··· Given passage ···

It all begins with a stroke of a pen.
No, no, no; it starts before that: a something out of the corner of your eye, a whiff, or a tingle. Then it sort of floats around for a bit and coheres with other whiffs and tingles, scraps of old photographs, castaway words or tales that have lodged themselves in your little moleheart.
The pen may not even yet come into play. It can be nourished with ink so that it is within your paw’s grasp. And perhaps it is not a bad thing to have some paper nearby, although it is safer at this stage to have a napkin, the paper bag that your elevenses was wrapped in, or the inside of the box that held your Assam tea. Anything that looks too serious and the whiffs and tingles either take fright un away or they stop their floaty existence and solidify; and once they are solidified into a settled and sensible existence they are no longer prepared to experiment or play and once that happens, well, you might as well be writing the terms and conditions for the General Post Office.
The time to take up the pen is when your mind is so swirled, your rat’s nest of scraps so high, and your paws so itchy that the pull between vision and paw, paw and pen, and pen and paper, becomes irresistible. The energy generated by this fusion is stoked by a conviction that somewhere in this swirling mass of impressions there is a story that will not rest until it has been told. It may be a struggle. There will be times when you feel that any amount of imagination and grit might fail to bring it into being, but even then you know, deep inside, that if only you persevere, the story will emerge.
But what if this is not how it happens? What if neither a whiff, nor a tingle appear? What if your little moleheart is closed and your mind, instead of being a colourful playground, is a concrete wasteland?
A while ago when I was bruised and empty and wanted more than anything to lose myself in the world of a a novel. If my heart was numbed, I thought, at least I could engage my intellect. I selected fertile ground, a time and place that had been barely touched by other pens, and scenarios that were, at the very least, intriguing.

···

■ What you will do ■
1. Print the passage on how a story begins from "No, no, no;" up to and including "your little moleheart.".
2. Write what comes next in the passage on how a story begins, starting right after its last sentence.

··· Dataset records ···

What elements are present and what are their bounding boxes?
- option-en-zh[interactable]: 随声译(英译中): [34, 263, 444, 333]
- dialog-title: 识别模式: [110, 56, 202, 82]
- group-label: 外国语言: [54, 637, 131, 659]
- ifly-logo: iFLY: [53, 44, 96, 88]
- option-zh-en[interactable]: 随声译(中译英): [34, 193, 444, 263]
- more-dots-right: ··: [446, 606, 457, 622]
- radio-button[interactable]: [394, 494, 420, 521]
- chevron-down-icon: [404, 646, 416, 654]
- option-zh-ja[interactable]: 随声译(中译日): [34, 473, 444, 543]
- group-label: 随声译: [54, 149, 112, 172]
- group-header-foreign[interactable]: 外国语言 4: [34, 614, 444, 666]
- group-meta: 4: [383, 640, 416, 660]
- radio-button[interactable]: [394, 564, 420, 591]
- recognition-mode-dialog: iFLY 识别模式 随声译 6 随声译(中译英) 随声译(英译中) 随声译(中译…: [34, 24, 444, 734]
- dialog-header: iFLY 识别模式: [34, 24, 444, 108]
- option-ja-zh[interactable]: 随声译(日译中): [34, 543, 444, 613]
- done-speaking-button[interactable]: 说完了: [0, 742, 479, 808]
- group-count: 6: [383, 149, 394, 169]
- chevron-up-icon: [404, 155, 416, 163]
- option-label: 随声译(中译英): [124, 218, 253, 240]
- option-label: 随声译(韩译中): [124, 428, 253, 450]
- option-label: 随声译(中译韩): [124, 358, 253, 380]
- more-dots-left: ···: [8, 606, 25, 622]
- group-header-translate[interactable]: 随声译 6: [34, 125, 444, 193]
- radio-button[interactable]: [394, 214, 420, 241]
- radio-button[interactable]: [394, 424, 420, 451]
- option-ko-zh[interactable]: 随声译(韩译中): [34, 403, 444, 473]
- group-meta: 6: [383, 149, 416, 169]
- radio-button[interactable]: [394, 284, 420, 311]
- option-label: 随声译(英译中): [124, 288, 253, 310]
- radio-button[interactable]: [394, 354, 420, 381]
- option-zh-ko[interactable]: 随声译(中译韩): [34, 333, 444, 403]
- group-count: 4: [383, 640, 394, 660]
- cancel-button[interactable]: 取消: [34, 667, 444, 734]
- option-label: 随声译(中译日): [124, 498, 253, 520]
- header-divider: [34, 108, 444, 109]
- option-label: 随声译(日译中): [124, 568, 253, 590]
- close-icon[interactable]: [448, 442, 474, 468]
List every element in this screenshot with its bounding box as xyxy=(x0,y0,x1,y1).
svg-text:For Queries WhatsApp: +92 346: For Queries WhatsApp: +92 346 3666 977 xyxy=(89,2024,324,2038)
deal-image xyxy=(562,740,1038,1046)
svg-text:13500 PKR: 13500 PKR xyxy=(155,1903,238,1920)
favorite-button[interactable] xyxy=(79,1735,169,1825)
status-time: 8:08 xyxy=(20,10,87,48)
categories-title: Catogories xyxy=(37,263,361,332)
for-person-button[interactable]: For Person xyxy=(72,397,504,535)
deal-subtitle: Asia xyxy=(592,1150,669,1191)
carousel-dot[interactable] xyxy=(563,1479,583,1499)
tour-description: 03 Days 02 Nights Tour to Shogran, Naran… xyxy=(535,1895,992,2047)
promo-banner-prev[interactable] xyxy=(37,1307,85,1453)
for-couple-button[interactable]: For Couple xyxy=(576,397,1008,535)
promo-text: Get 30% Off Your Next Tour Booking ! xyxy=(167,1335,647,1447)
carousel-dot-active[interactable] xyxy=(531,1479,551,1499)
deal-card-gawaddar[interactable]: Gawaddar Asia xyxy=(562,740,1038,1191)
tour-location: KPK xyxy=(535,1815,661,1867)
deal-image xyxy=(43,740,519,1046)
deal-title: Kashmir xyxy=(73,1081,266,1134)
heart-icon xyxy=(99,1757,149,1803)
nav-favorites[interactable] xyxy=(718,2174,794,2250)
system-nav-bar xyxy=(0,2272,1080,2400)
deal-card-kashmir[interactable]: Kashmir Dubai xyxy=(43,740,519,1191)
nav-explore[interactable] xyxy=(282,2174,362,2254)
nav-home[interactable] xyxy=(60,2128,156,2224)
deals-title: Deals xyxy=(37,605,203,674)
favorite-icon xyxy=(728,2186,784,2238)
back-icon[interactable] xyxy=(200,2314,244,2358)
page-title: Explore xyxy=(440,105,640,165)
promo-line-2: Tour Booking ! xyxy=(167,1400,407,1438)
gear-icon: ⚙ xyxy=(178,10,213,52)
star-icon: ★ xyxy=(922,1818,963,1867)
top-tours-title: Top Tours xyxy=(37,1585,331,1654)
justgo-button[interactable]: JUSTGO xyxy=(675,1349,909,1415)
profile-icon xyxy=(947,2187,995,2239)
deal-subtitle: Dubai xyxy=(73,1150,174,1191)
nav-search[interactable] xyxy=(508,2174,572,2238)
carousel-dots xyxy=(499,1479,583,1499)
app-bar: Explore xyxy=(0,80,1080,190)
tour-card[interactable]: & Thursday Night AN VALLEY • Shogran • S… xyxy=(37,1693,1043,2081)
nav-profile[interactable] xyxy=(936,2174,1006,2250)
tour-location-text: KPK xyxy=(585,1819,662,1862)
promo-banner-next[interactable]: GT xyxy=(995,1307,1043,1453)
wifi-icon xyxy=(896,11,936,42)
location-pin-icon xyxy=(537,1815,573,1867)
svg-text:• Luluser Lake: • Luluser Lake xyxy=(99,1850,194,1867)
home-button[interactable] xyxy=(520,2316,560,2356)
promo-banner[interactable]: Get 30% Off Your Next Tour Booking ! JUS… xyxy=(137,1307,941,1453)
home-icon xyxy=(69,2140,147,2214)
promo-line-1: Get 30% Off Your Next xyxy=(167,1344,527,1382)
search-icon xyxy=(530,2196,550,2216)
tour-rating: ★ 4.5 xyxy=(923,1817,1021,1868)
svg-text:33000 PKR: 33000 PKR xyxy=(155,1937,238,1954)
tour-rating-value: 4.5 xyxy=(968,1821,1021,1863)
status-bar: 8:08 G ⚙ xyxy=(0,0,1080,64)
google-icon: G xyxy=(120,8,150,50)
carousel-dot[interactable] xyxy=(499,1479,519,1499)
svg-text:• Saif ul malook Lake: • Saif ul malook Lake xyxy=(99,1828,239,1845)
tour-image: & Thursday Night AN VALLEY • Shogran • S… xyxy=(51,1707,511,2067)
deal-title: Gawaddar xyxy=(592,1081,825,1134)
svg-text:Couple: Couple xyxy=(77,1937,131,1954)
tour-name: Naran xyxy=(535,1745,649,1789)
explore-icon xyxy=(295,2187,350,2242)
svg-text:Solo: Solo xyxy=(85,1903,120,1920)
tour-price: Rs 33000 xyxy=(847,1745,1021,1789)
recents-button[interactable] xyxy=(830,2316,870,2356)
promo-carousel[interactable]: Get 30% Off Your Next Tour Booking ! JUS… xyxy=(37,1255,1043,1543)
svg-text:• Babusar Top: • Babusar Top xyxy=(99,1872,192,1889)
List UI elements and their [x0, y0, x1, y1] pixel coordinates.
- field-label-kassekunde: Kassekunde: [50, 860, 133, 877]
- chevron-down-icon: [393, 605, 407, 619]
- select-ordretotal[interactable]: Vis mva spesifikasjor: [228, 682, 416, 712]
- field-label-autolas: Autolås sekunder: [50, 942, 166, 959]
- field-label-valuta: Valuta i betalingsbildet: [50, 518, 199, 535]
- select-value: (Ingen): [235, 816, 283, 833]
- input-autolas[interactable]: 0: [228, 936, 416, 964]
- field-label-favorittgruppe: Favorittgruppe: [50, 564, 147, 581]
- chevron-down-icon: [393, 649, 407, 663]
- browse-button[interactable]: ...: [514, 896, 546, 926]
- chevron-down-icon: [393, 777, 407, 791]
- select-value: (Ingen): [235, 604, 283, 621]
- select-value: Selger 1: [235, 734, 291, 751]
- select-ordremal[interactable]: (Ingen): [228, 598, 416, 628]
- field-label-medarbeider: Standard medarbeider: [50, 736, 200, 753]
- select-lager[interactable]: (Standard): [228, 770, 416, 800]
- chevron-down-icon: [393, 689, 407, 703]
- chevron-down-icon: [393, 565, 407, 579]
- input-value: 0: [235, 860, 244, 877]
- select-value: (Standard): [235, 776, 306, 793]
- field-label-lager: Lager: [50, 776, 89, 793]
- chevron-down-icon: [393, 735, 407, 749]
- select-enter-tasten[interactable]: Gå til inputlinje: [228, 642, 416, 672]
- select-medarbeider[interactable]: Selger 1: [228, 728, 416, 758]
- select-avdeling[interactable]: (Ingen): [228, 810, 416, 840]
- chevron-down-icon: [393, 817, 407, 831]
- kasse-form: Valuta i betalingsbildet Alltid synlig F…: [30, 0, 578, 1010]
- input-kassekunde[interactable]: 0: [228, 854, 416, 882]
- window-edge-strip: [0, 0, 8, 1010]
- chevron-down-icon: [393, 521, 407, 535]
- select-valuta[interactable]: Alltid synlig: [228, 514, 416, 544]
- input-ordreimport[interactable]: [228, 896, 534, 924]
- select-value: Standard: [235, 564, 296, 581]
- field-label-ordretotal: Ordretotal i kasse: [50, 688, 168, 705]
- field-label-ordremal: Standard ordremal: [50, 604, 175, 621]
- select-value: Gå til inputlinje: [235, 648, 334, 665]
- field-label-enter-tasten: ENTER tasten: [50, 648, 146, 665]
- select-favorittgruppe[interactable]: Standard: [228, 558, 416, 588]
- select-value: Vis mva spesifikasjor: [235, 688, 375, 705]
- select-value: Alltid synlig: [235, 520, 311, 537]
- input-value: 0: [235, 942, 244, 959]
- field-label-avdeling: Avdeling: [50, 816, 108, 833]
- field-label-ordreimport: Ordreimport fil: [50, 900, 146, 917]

···

■ Answers for this exercise ■
1.
No, no, no; it starts before that: a something out of the corner of your eye, a whiff, or a tingle. Then it sort of floats around for a bit and coheres with other whiffs and tingles, scraps of old photographs, castaway words or tales that have lodged themselves in your little moleheart.

2.
I tried. I trawled through archives for unseen nuggets. Let myself breathe in brittle paper, faded ink and bureaucratic stamps, read of lives partly captured in the typewritten reports and correspondence of the archives. I watched jerky documentaries, fossicked through old photographs of cafés and stations and ruined cities; pored over maps and worked out train timetables. I thought that if I fed my fallow mind with these delectable morsels, absorbed them into my being, sooner or later something would fertilise.
I developed a premise, evolved characters, set them against each other. The words mounted, scenes added up. Oh, it has grown alright, often achingly slowly, one paw in front of the other. From time to time I have tried to breathe life into it by trying another angle, a different point of view, a different tense, a second timeline, an alteration in plot.
For so long I have been trying to drive this work by intellect alone – my heart has been woefully absent, just the occasional flutter in some scene or other.
The more I have worked on it, the longer it has become, the more time and energy I have invested, the less able I have been to acknowledge the possibility that it isn’t working.
And when I do I am reminded that the story has become alive to others, that in the snippets they have seen they see a spark, the potential; they imagine themselves into it and sense a whole that is allusive to me.
It is time to let it go for a little while, to see what happens when it is put to bed; to see what thoughts emerge when I am not facing it every day. Perhaps not thoughts but rather listening to the flutters of my moleheart.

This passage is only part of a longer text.